--- Start of EXTRACTED ENTRIES ---

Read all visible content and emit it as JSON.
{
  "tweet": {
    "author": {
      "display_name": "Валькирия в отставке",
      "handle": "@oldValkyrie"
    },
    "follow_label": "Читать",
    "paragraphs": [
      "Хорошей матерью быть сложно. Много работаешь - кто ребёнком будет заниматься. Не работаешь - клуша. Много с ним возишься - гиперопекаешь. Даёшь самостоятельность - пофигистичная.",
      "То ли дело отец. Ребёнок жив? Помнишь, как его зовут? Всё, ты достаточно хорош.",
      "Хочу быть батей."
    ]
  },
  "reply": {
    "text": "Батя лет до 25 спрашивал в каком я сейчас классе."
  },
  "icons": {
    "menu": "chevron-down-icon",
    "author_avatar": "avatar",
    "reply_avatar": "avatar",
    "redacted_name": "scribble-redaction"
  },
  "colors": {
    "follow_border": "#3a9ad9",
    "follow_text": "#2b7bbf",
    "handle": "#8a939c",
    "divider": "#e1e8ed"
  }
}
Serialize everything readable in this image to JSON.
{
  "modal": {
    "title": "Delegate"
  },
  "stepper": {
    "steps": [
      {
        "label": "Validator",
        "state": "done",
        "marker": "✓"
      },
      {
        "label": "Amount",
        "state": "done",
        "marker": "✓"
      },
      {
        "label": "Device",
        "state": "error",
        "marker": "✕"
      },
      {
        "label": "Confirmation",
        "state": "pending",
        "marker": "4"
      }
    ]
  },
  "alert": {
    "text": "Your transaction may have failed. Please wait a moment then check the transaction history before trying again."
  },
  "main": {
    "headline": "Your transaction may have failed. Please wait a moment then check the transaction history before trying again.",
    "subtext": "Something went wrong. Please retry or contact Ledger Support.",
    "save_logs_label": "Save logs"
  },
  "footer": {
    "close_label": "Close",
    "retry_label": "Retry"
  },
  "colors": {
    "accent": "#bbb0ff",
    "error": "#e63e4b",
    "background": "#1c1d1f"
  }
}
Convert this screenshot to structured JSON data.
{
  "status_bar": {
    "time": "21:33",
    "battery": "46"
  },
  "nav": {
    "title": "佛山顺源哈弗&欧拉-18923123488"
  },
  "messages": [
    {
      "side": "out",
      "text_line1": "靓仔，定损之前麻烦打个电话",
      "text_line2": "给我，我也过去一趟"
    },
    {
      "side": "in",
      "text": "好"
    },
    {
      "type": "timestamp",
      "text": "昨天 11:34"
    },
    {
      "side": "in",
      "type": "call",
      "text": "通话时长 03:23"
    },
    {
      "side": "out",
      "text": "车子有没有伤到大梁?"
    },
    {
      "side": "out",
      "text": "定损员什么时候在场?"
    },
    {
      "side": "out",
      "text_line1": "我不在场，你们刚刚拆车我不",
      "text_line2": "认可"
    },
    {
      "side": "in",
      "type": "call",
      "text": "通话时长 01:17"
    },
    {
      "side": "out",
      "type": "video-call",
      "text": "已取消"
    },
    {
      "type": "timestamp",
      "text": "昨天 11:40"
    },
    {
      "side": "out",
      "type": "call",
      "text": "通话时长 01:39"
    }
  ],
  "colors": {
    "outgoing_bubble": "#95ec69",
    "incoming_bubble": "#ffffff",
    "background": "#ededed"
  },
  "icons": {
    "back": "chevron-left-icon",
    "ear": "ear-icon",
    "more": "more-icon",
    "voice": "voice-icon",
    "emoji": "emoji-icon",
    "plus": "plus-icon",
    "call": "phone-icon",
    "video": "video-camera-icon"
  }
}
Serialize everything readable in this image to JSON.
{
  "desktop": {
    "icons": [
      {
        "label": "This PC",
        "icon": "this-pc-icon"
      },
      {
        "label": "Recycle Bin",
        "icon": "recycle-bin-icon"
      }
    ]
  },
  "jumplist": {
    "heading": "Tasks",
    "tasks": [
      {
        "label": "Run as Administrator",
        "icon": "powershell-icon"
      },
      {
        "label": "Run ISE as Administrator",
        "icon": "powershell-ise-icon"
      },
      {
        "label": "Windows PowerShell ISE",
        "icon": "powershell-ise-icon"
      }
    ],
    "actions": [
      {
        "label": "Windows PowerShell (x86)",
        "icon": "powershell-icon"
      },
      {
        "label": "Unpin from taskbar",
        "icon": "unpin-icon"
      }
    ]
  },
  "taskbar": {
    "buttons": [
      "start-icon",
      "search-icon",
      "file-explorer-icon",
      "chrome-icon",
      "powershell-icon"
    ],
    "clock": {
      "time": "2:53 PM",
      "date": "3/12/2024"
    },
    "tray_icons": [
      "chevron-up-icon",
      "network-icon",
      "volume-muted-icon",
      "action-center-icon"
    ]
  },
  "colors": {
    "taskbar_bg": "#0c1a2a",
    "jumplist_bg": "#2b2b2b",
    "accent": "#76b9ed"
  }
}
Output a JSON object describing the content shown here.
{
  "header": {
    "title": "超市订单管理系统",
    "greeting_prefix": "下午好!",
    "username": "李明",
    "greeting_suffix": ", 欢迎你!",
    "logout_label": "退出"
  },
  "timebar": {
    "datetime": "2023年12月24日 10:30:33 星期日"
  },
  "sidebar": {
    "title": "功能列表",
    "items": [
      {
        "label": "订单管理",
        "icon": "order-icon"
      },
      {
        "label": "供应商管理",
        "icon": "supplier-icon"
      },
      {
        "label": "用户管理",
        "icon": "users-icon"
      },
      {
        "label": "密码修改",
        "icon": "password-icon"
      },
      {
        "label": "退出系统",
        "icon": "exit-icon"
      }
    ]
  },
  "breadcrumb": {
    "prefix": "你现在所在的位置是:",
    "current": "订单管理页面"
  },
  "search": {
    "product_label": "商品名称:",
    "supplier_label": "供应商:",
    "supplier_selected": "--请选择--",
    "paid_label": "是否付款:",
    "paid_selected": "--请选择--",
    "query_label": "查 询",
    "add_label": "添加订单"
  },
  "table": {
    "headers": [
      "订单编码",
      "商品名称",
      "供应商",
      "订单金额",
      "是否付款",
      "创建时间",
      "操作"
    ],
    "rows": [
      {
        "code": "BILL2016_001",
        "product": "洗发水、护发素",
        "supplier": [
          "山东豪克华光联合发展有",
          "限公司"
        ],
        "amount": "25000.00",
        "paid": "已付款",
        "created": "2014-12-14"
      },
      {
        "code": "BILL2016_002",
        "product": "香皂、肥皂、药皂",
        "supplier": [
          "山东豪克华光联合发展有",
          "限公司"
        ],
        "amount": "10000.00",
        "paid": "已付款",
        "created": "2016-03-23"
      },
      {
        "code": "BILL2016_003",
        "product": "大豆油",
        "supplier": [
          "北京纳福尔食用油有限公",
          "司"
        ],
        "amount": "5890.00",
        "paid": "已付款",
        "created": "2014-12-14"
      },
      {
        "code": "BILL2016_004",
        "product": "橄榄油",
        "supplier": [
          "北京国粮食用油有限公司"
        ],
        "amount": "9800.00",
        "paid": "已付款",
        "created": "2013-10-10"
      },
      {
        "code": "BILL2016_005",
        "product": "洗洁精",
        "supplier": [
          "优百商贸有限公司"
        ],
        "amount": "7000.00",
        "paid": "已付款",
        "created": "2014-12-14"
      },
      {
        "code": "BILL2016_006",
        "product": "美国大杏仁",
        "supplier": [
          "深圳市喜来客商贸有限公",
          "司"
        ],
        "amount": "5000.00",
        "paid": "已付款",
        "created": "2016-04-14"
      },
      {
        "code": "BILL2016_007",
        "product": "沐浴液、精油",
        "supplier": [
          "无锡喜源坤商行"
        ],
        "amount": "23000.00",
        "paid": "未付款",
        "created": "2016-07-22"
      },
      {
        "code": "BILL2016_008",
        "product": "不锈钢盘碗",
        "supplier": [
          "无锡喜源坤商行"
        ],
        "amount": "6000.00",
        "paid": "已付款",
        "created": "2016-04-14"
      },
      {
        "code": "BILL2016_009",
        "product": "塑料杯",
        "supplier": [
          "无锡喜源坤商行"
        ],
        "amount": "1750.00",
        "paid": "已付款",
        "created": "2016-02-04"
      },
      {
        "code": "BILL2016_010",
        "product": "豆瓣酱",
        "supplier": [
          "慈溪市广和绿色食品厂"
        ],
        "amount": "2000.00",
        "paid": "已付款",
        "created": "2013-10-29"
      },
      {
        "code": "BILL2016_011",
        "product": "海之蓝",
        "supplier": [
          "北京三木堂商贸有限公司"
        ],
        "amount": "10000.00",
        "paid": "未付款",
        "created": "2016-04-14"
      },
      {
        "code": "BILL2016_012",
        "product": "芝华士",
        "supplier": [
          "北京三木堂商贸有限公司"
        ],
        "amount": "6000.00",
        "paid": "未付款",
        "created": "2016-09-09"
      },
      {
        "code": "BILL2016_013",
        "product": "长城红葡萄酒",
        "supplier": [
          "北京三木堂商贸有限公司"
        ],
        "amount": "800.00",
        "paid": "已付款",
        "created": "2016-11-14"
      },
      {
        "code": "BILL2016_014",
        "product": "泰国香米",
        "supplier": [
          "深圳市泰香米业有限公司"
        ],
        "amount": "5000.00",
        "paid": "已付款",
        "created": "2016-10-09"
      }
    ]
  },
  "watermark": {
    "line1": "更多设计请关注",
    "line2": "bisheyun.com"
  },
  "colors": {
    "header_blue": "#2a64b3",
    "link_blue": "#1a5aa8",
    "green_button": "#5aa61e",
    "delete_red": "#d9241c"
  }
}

--- End of EXTRACTED ENTRIES ---

State how many lines of the listing above hold the word "transaction", with nothing but the number.

● **FINISHED ANSWER**
2